Interface dataset entries:
+++++

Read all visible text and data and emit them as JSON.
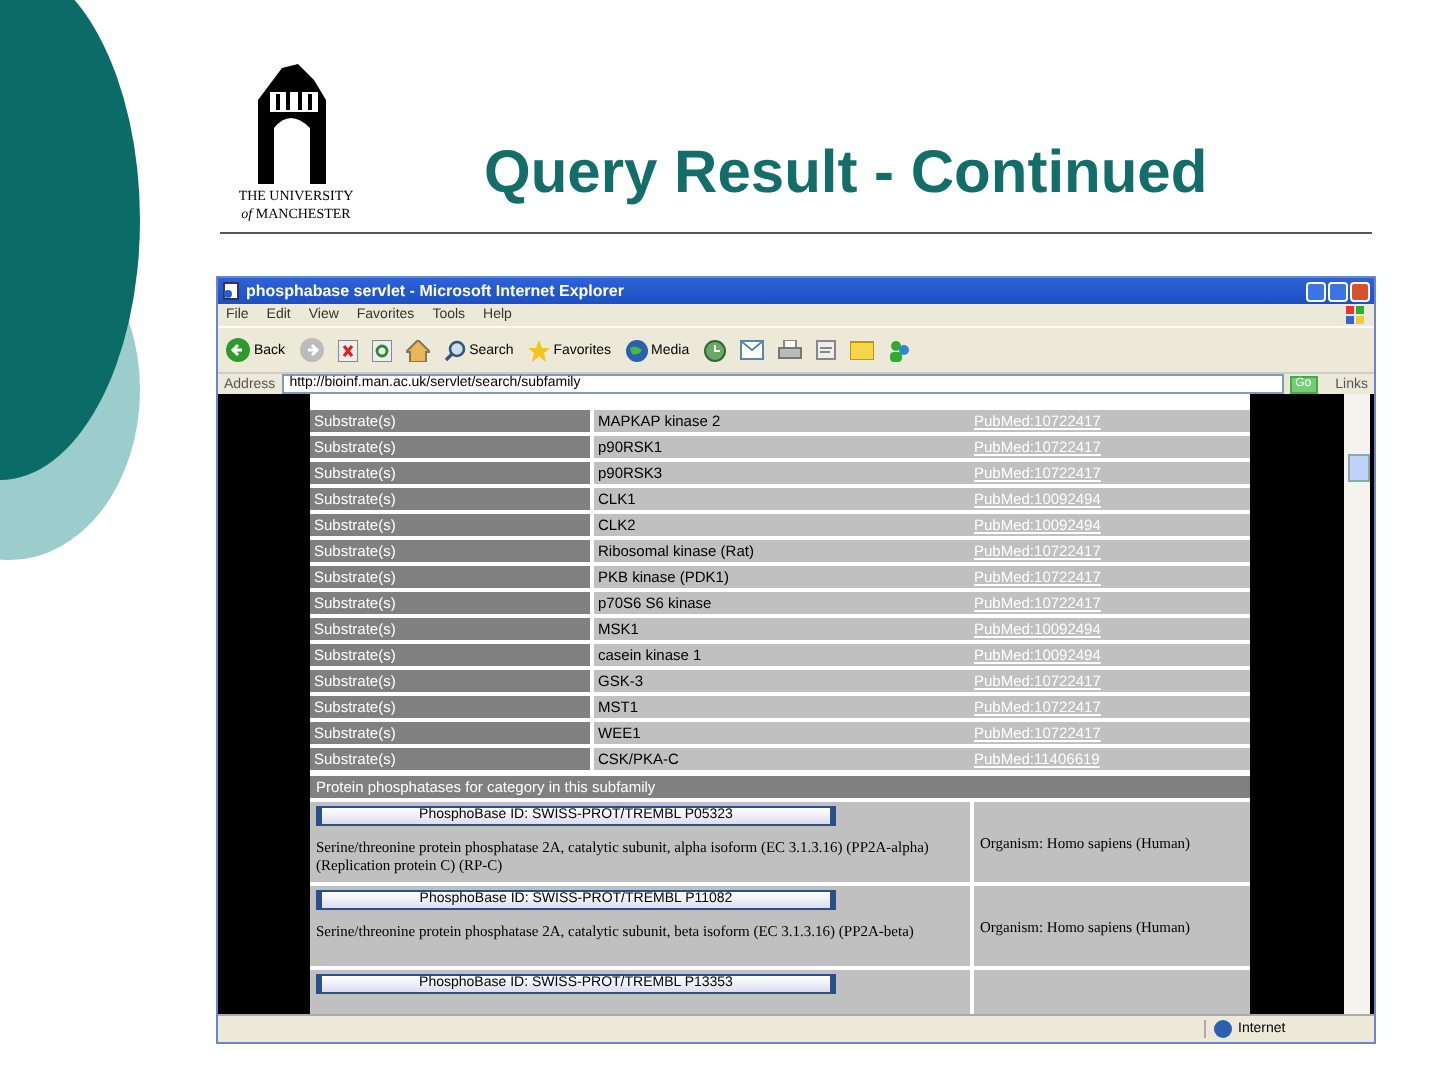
{
  "slide": {
    "logo": {
      "line1": "THE UNIVERSITY",
      "line2_of": "of",
      "line2": "MANCHESTER"
    },
    "title": "Query Result - Continued"
  },
  "browser": {
    "title": "phosphabase servlet - Microsoft Internet Explorer",
    "menu": [
      "File",
      "Edit",
      "View",
      "Favorites",
      "Tools",
      "Help"
    ],
    "toolbar": [
      {
        "kind": "back",
        "label": "Back"
      },
      {
        "kind": "forward"
      },
      {
        "kind": "stop"
      },
      {
        "kind": "refresh"
      },
      {
        "kind": "home"
      },
      {
        "kind": "search",
        "label": "Search"
      },
      {
        "kind": "favorites",
        "label": "Favorites"
      },
      {
        "kind": "media",
        "label": "Media"
      },
      {
        "kind": "history"
      },
      {
        "kind": "mail"
      },
      {
        "kind": "print"
      },
      {
        "kind": "edit"
      },
      {
        "kind": "folder"
      },
      {
        "kind": "messenger"
      }
    ],
    "address": {
      "label": "Address",
      "url": "http://bioinf.man.ac.uk/servlet/search/subfamily",
      "go": "Go",
      "links": "Links"
    },
    "table": {
      "rows": [
        {
          "role": "Substrate(s)",
          "name": "MAPKAP kinase 2",
          "ref": "PubMed:10722417"
        },
        {
          "role": "Substrate(s)",
          "name": "p90RSK1",
          "ref": "PubMed:10722417"
        },
        {
          "role": "Substrate(s)",
          "name": "p90RSK3",
          "ref": "PubMed:10722417"
        },
        {
          "role": "Substrate(s)",
          "name": "CLK1",
          "ref": "PubMed:10092494"
        },
        {
          "role": "Substrate(s)",
          "name": "CLK2",
          "ref": "PubMed:10092494"
        },
        {
          "role": "Substrate(s)",
          "name": "Ribosomal kinase (Rat)",
          "ref": "PubMed:10722417"
        },
        {
          "role": "Substrate(s)",
          "name": "PKB kinase (PDK1)",
          "ref": "PubMed:10722417"
        },
        {
          "role": "Substrate(s)",
          "name": "p70S6 S6 kinase",
          "ref": "PubMed:10722417"
        },
        {
          "role": "Substrate(s)",
          "name": "MSK1",
          "ref": "PubMed:10092494"
        },
        {
          "role": "Substrate(s)",
          "name": "casein kinase 1",
          "ref": "PubMed:10092494"
        },
        {
          "role": "Substrate(s)",
          "name": "GSK-3",
          "ref": "PubMed:10722417"
        },
        {
          "role": "Substrate(s)",
          "name": "MST1",
          "ref": "PubMed:10722417"
        },
        {
          "role": "Substrate(s)",
          "name": "WEE1",
          "ref": "PubMed:10722417"
        },
        {
          "role": "Substrate(s)",
          "name": "CSK/PKA-C",
          "ref": "PubMed:11406619"
        }
      ],
      "section_header": "Protein phosphatases for category in this subfamily",
      "records": [
        {
          "button": "PhosphoBase ID: SWISS-PROT/TREMBL P05323",
          "description": "Serine/threonine protein phosphatase 2A, catalytic subunit, alpha isoform (EC 3.1.3.16) (PP2A-alpha) (Replication protein C) (RP-C)",
          "organism": "Organism: Homo sapiens (Human)"
        },
        {
          "button": "PhosphoBase ID: SWISS-PROT/TREMBL P11082",
          "description": "Serine/threonine protein phosphatase 2A, catalytic subunit, beta isoform (EC 3.1.3.16) (PP2A-beta)",
          "organism": "Organism: Homo sapiens (Human)"
        },
        {
          "button": "PhosphoBase ID: SWISS-PROT/TREMBL P13353"
        }
      ]
    },
    "status_bar": {
      "zone": "Internet"
    }
  }
}
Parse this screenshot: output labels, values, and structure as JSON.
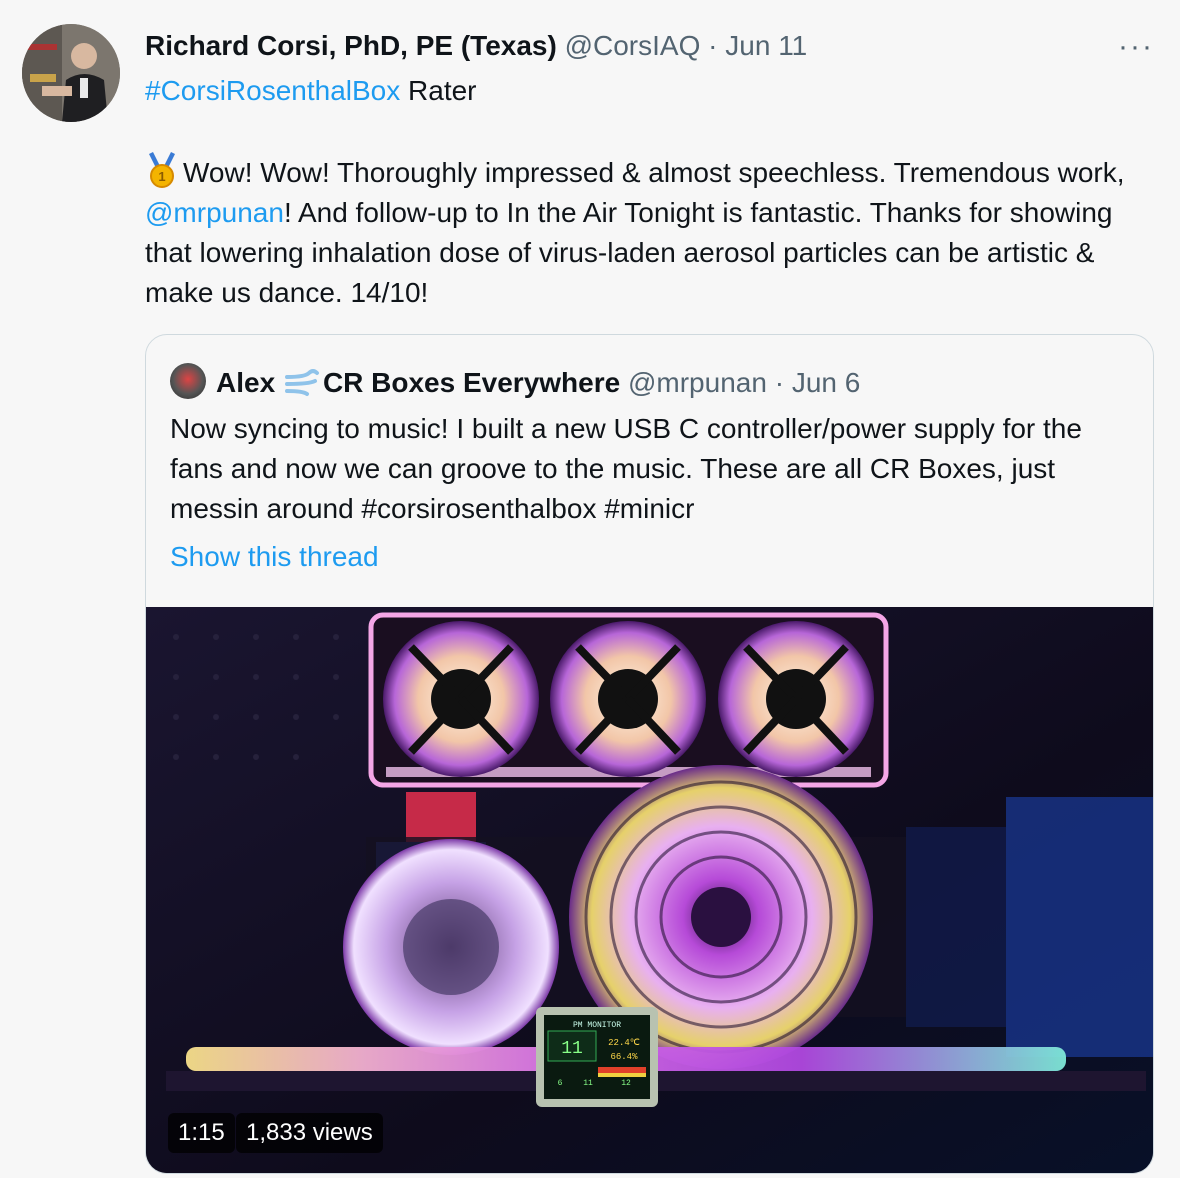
{
  "tweet": {
    "author_name": "Richard Corsi, PhD, PE (Texas)",
    "author_handle": "@CorsIAQ",
    "separator": "·",
    "date": "Jun 11",
    "more_label": "···",
    "hashtag": "#CorsiRosenthalBox",
    "hashtag_suffix": " Rater",
    "body_part1": "Wow! Wow! Thoroughly impressed & almost speechless. Tremendous work, ",
    "mention": "@mrpunan",
    "body_part2": "! And follow-up to In the Air Tonight is fantastic.  Thanks for showing that lowering inhalation dose of virus-laden aerosol particles can be artistic & make us dance.  14/10!"
  },
  "quoted": {
    "name_part1": "Alex",
    "name_part2": "CR Boxes Everywhere",
    "handle": "@mrpunan",
    "separator": "·",
    "date": "Jun 6",
    "text": "Now syncing to music! I built a new USB C controller/power supply for the fans and now we can groove to the music. These are all CR Boxes, just messin around #corsirosenthalbox #minicr",
    "show_thread": "Show this thread"
  },
  "video": {
    "duration": "1:15",
    "views": "1,833 views",
    "monitor_title": "PM MONITOR",
    "monitor_value_1": "11",
    "monitor_value_2": "22.4℃",
    "monitor_value_3": "66.4%",
    "monitor_value_4": "6",
    "monitor_value_5": "11",
    "monitor_value_6": "12"
  },
  "colors": {
    "link": "#1d9bf0",
    "muted": "#536471",
    "border": "#cfd9de"
  }
}
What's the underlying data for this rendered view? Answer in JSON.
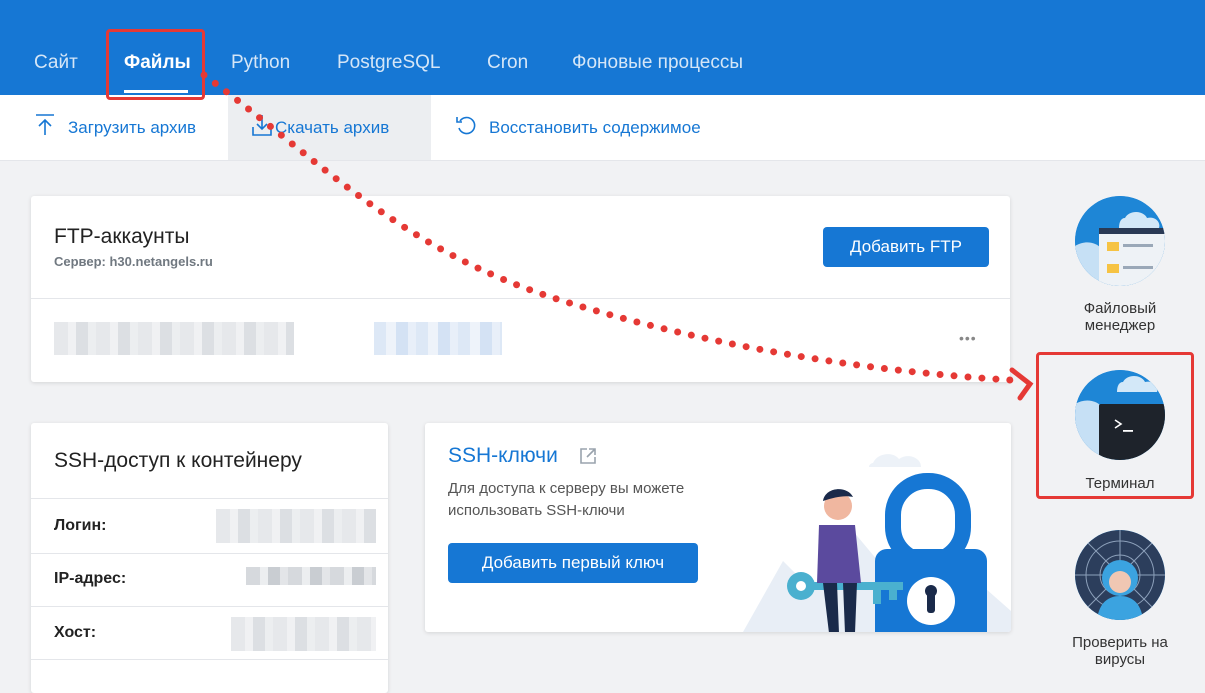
{
  "nav": {
    "tabs": [
      {
        "label": "Сайт"
      },
      {
        "label": "Файлы"
      },
      {
        "label": "Python"
      },
      {
        "label": "PostgreSQL"
      },
      {
        "label": "Cron"
      },
      {
        "label": "Фоновые процессы"
      }
    ],
    "active_tab": "Файлы"
  },
  "toolbar": {
    "upload_label": "Загрузить архив",
    "download_label": "Скачать архив",
    "restore_label": "Восстановить содержимое"
  },
  "ftp": {
    "title": "FTP-аккаунты",
    "server": "Сервер: h30.netangels.ru",
    "add_button": "Добавить FTP",
    "more": "•••"
  },
  "ssh": {
    "title": "SSH-доступ к контейнеру",
    "login_label": "Логин:",
    "ip_label": "IP-адрес:",
    "host_label": "Хост:"
  },
  "ssh_keys": {
    "title": "SSH-ключи",
    "description": "Для доступа к серверу вы можете использовать SSH-ключи",
    "add_button": "Добавить первый ключ"
  },
  "side": {
    "file_manager": "Файловый менеджер",
    "terminal": "Терминал",
    "virus_check": "Проверить на вирусы"
  },
  "colors": {
    "brand": "#1677d4",
    "annotation": "#e53935",
    "background": "#f1f2f4"
  },
  "icons": [
    "upload-icon",
    "download-icon",
    "restore-icon",
    "external-link-icon",
    "file-manager-icon",
    "terminal-icon",
    "virus-scan-icon"
  ]
}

+++++

# Task item
Write out the records once more, exactly as they stand, with no images.

# Output
Read all visible text and data and emit them as JSON.
{
  "slide": {
    "logo": {
      "line1": "THE UNIVERSITY",
      "line2_of": "of",
      "line2": "MANCHESTER"
    },
    "title": "Query Result - Continued"
  },
  "browser": {
    "title": "phosphabase servlet - Microsoft Internet Explorer",
    "menu": [
      "File",
      "Edit",
      "View",
      "Favorites",
      "Tools",
      "Help"
    ],
    "toolbar": [
      {
        "kind": "back",
        "label": "Back"
      },
      {
        "kind": "forward"
      },
      {
        "kind": "stop"
      },
      {
        "kind": "refresh"
      },
      {
        "kind": "home"
      },
      {
        "kind": "search",
        "label": "Search"
      },
      {
        "kind": "favorites",
        "label": "Favorites"
      },
      {
        "kind": "media",
        "label": "Media"
      },
      {
        "kind": "history"
      },
      {
        "kind": "mail"
      },
      {
        "kind": "print"
      },
      {
        "kind": "edit"
      },
      {
        "kind": "folder"
      },
      {
        "kind": "messenger"
      }
    ],
    "address": {
      "label": "Address",
      "url": "http://bioinf.man.ac.uk/servlet/search/subfamily",
      "go": "Go",
      "links": "Links"
    },
    "table": {
      "rows": [
        {
          "role": "Substrate(s)",
          "name": "MAPKAP kinase 2",
          "ref": "PubMed:10722417"
        },
        {
          "role": "Substrate(s)",
          "name": "p90RSK1",
          "ref": "PubMed:10722417"
        },
        {
          "role": "Substrate(s)",
          "name": "p90RSK3",
          "ref": "PubMed:10722417"
        },
        {
          "role": "Substrate(s)",
          "name": "CLK1",
          "ref": "PubMed:10092494"
        },
        {
          "role": "Substrate(s)",
          "name": "CLK2",
          "ref": "PubMed:10092494"
        },
        {
          "role": "Substrate(s)",
          "name": "Ribosomal kinase (Rat)",
          "ref": "PubMed:10722417"
        },
        {
          "role": "Substrate(s)",
          "name": "PKB kinase (PDK1)",
          "ref": "PubMed:10722417"
        },
        {
          "role": "Substrate(s)",
          "name": "p70S6 S6 kinase",
          "ref": "PubMed:10722417"
        },
        {
          "role": "Substrate(s)",
          "name": "MSK1",
          "ref": "PubMed:10092494"
        },
        {
          "role": "Substrate(s)",
          "name": "casein kinase 1",
          "ref": "PubMed:10092494"
        },
        {
          "role": "Substrate(s)",
          "name": "GSK-3",
          "ref": "PubMed:10722417"
        },
        {
          "role": "Substrate(s)",
          "name": "MST1",
          "ref": "PubMed:10722417"
        },
        {
          "role": "Substrate(s)",
          "name": "WEE1",
          "ref": "PubMed:10722417"
        },
        {
          "role": "Substrate(s)",
          "name": "CSK/PKA-C",
          "ref": "PubMed:11406619"
        }
      ],
      "section_header": "Protein phosphatases for category in this subfamily",
      "records": [
        {
          "button": "PhosphoBase ID: SWISS-PROT/TREMBL P05323",
          "description": "Serine/threonine protein phosphatase 2A, catalytic subunit, alpha isoform (EC 3.1.3.16) (PP2A-alpha) (Replication protein C) (RP-C)",
          "organism": "Organism: Homo sapiens (Human)"
        },
        {
          "button": "PhosphoBase ID: SWISS-PROT/TREMBL P11082",
          "description": "Serine/threonine protein phosphatase 2A, catalytic subunit, beta isoform (EC 3.1.3.16) (PP2A-beta)",
          "organism": "Organism: Homo sapiens (Human)"
        },
        {
          "button": "PhosphoBase ID: SWISS-PROT/TREMBL P13353"
        }
      ]
    },
    "status_bar": {
      "zone": "Internet"
    }
  }
}
Parse this screenshot: output labels, values, and structure as JSON.
{
  "tweet": {
    "author_name": "Richard Corsi, PhD, PE (Texas)",
    "author_handle": "@CorsIAQ",
    "separator": "·",
    "date": "Jun 11",
    "more_label": "···",
    "hashtag": "#CorsiRosenthalBox",
    "hashtag_suffix": " Rater",
    "body_part1": "Wow! Wow! Thoroughly impressed & almost speechless. Tremendous work, ",
    "mention": "@mrpunan",
    "body_part2": "! And follow-up to In the Air Tonight is fantastic.  Thanks for showing that lowering inhalation dose of virus-laden aerosol particles can be artistic & make us dance.  14/10!"
  },
  "quoted": {
    "name_part1": "Alex",
    "name_part2": "CR Boxes Everywhere",
    "handle": "@mrpunan",
    "separator": "·",
    "date": "Jun 6",
    "text": "Now syncing to music! I built a new USB C controller/power supply for the fans and now we can groove to the music. These are all CR Boxes, just messin around #corsirosenthalbox #minicr",
    "show_thread": "Show this thread"
  },
  "video": {
    "duration": "1:15",
    "views": "1,833 views",
    "monitor_title": "PM MONITOR",
    "monitor_value_1": "11",
    "monitor_value_2": "22.4℃",
    "monitor_value_3": "66.4%",
    "monitor_value_4": "6",
    "monitor_value_5": "11",
    "monitor_value_6": "12"
  },
  "colors": {
    "link": "#1d9bf0",
    "muted": "#536471",
    "border": "#cfd9de"
  }
}
What's the underlying data for this rendered view? Answer in JSON.
{
  "nav": {
    "tabs": [
      {
        "label": "Сайт"
      },
      {
        "label": "Файлы"
      },
      {
        "label": "Python"
      },
      {
        "label": "PostgreSQL"
      },
      {
        "label": "Cron"
      },
      {
        "label": "Фоновые процессы"
      }
    ],
    "active_tab": "Файлы"
  },
  "toolbar": {
    "upload_label": "Загрузить архив",
    "download_label": "Скачать архив",
    "restore_label": "Восстановить содержимое"
  },
  "ftp": {
    "title": "FTP-аккаунты",
    "server": "Сервер: h30.netangels.ru",
    "add_button": "Добавить FTP",
    "more": "•••"
  },
  "ssh": {
    "title": "SSH-доступ к контейнеру",
    "login_label": "Логин:",
    "ip_label": "IP-адрес:",
    "host_label": "Хост:"
  },
  "ssh_keys": {
    "title": "SSH-ключи",
    "description": "Для доступа к серверу вы можете использовать SSH-ключи",
    "add_button": "Добавить первый ключ"
  },
  "side": {
    "file_manager": "Файловый менеджер",
    "terminal": "Терминал",
    "virus_check": "Проверить на вирусы"
  },
  "colors": {
    "brand": "#1677d4",
    "annotation": "#e53935",
    "background": "#f1f2f4"
  },
  "icons": [
    "upload-icon",
    "download-icon",
    "restore-icon",
    "external-link-icon",
    "file-manager-icon",
    "terminal-icon",
    "virus-scan-icon"
  ]
}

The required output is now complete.